### Directions
Find how many lines contain the word "data" and state that number alone.

━━━━━━━━

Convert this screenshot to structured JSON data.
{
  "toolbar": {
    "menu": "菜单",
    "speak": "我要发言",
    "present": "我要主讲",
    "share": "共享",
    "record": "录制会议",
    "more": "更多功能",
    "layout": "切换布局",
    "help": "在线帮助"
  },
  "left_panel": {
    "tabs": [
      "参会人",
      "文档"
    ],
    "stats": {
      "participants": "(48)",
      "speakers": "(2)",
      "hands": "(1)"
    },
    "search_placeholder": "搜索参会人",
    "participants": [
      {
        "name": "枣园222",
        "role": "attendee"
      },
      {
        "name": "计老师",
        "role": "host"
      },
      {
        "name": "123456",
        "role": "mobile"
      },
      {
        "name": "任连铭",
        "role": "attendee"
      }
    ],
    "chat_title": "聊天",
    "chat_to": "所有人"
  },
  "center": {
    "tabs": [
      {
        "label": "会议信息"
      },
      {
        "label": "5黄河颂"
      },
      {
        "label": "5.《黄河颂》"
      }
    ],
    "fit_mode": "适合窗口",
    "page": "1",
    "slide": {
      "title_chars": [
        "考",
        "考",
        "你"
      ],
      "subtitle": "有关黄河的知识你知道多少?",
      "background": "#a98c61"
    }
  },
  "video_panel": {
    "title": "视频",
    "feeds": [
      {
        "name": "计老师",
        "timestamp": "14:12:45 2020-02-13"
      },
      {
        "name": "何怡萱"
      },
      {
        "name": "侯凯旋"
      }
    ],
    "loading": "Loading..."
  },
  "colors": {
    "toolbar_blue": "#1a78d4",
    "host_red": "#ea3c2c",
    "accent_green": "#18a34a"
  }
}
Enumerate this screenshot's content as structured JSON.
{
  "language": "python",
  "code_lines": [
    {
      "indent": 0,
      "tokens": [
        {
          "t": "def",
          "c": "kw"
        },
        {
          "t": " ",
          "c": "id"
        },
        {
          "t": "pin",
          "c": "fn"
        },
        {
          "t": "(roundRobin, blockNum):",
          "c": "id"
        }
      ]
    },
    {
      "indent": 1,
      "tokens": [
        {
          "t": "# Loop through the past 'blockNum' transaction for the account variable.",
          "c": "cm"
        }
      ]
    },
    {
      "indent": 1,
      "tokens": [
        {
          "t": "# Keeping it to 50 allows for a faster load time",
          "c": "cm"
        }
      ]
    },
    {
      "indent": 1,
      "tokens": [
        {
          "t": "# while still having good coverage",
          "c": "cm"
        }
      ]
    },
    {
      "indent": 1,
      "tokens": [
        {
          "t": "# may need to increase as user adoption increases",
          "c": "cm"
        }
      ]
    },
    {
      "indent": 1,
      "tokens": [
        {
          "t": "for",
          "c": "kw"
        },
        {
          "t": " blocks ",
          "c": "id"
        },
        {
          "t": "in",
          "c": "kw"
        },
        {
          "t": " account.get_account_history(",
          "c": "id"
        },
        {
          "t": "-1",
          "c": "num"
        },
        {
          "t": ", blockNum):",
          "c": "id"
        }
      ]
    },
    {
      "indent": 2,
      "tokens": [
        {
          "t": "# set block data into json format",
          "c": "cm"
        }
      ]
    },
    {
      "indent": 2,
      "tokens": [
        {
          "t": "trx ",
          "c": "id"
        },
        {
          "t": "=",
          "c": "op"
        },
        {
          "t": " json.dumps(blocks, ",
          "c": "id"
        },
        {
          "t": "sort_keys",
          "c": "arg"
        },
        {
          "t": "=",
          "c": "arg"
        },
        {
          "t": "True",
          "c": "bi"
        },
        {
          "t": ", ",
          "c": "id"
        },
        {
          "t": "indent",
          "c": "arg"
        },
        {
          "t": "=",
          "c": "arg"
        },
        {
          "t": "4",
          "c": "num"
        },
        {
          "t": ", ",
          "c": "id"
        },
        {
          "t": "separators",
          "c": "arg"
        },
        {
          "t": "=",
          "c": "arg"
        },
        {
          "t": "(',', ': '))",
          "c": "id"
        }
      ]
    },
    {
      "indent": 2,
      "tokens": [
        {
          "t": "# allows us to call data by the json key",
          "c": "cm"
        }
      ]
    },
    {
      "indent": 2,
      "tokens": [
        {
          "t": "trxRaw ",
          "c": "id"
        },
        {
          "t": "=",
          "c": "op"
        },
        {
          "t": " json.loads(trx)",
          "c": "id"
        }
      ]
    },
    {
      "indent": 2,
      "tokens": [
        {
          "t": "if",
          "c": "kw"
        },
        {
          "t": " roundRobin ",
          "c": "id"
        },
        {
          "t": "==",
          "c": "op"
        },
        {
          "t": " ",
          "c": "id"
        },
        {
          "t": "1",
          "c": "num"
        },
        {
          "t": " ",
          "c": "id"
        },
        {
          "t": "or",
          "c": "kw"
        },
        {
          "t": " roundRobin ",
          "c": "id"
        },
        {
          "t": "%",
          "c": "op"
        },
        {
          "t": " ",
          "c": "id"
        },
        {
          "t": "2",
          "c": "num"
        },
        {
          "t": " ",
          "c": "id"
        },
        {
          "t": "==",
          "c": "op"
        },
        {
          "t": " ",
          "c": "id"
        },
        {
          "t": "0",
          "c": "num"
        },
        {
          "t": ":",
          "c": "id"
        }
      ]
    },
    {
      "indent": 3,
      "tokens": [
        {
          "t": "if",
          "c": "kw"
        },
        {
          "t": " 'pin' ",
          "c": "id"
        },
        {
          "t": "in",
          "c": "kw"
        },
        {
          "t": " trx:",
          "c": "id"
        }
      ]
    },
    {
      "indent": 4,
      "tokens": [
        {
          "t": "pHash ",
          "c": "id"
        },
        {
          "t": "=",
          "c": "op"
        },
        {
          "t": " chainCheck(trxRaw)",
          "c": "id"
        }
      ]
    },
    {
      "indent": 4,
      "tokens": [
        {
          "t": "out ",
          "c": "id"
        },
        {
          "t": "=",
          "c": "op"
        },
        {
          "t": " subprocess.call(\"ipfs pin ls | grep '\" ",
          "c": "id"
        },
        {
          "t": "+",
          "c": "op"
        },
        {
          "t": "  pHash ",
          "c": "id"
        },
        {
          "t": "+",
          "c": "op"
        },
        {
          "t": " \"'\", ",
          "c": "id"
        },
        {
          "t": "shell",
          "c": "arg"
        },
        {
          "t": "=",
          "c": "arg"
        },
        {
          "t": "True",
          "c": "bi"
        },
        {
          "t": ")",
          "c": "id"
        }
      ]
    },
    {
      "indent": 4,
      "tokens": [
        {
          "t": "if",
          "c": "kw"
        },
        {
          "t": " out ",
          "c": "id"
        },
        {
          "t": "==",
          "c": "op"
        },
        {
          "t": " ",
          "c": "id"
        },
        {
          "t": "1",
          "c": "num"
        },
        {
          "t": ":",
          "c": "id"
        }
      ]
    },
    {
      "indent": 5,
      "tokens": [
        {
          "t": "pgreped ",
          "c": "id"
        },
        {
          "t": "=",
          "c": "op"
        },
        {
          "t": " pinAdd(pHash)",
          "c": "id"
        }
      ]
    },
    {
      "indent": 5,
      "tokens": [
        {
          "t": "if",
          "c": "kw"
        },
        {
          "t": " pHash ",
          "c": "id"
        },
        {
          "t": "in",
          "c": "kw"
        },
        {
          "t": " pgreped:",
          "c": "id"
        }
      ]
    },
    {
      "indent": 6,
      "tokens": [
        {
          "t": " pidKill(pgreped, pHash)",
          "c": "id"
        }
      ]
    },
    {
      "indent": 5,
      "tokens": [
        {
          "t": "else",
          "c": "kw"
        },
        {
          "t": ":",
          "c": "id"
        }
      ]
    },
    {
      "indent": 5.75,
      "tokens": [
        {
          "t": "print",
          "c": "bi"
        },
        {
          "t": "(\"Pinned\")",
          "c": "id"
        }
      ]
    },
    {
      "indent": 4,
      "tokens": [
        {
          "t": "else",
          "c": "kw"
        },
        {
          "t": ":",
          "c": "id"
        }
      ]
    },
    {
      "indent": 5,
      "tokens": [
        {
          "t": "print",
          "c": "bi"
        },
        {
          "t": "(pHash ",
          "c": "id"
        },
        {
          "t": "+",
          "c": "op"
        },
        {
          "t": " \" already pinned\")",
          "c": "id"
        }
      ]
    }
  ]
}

━━━━━━━━

### Response to this task
3